# Goal:
Output the material below in full, exactly as it is.

===== Data shown

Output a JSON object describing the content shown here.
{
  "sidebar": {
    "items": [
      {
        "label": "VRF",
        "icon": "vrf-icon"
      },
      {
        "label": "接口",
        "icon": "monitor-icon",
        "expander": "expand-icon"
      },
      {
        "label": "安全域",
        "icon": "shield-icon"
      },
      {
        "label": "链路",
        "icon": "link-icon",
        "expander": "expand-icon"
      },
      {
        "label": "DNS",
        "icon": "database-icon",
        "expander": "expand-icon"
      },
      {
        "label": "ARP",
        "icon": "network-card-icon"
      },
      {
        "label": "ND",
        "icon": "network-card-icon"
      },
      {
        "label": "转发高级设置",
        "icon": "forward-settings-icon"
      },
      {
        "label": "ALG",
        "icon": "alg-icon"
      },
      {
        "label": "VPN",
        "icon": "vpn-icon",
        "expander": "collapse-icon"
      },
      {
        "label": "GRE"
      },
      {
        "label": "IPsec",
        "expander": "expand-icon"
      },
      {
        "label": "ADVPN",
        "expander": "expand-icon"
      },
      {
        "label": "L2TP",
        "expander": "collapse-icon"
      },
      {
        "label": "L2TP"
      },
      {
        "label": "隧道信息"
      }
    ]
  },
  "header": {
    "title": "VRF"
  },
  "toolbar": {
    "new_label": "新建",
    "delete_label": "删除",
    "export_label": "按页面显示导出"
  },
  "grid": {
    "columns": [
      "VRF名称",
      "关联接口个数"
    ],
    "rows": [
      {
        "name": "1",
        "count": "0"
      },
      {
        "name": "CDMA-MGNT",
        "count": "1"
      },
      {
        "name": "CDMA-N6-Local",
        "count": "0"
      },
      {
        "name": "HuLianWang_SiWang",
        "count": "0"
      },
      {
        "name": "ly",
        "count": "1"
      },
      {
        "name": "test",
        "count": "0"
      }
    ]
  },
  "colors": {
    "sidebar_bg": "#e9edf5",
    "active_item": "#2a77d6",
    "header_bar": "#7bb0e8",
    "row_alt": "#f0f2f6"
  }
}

==========

# Solution to this exercise:
Output a JSON object describing the content shown here.
{
  "sidebar": {
    "items": [
      {
        "label": "VRF",
        "icon": "vrf-icon"
      },
      {
        "label": "接口",
        "icon": "monitor-icon",
        "expander": "expand-icon"
      },
      {
        "label": "安全域",
        "icon": "shield-icon"
      },
      {
        "label": "链路",
        "icon": "link-icon",
        "expander": "expand-icon"
      },
      {
        "label": "DNS",
        "icon": "database-icon",
        "expander": "expand-icon"
      },
      {
        "label": "ARP",
        "icon": "network-card-icon"
      },
      {
        "label": "ND",
        "icon": "network-card-icon"
      },
      {
        "label": "转发高级设置",
        "icon": "forward-settings-icon"
      },
      {
        "label": "ALG",
        "icon": "alg-icon"
      },
      {
        "label": "VPN",
        "icon": "vpn-icon",
        "expander": "collapse-icon"
      },
      {
        "label": "GRE"
      },
      {
        "label": "IPsec",
        "expander": "expand-icon"
      },
      {
        "label": "ADVPN",
        "expander": "expand-icon"
      },
      {
        "label": "L2TP",
        "expander": "collapse-icon"
      },
      {
        "label": "L2TP"
      },
      {
        "label": "隧道信息"
      }
    ]
  },
  "header": {
    "title": "VRF"
  },
  "toolbar": {
    "new_label": "新建",
    "delete_label": "删除",
    "export_label": "按页面显示导出"
  },
  "grid": {
    "columns": [
      "VRF名称",
      "关联接口个数"
    ],
    "rows": [
      {
        "name": "1",
        "count": "0"
      },
      {
        "name": "CDMA-MGNT",
        "count": "1"
      },
      {
        "name": "CDMA-N6-Local",
        "count": "0"
      },
      {
        "name": "HuLianWang_SiWang",
        "count": "0"
      },
      {
        "name": "ly",
        "count": "1"
      },
      {
        "name": "test",
        "count": "0"
      }
    ]
  },
  "colors": {
    "sidebar_bg": "#e9edf5",
    "active_item": "#2a77d6",
    "header_bar": "#7bb0e8",
    "row_alt": "#f0f2f6"
  }
}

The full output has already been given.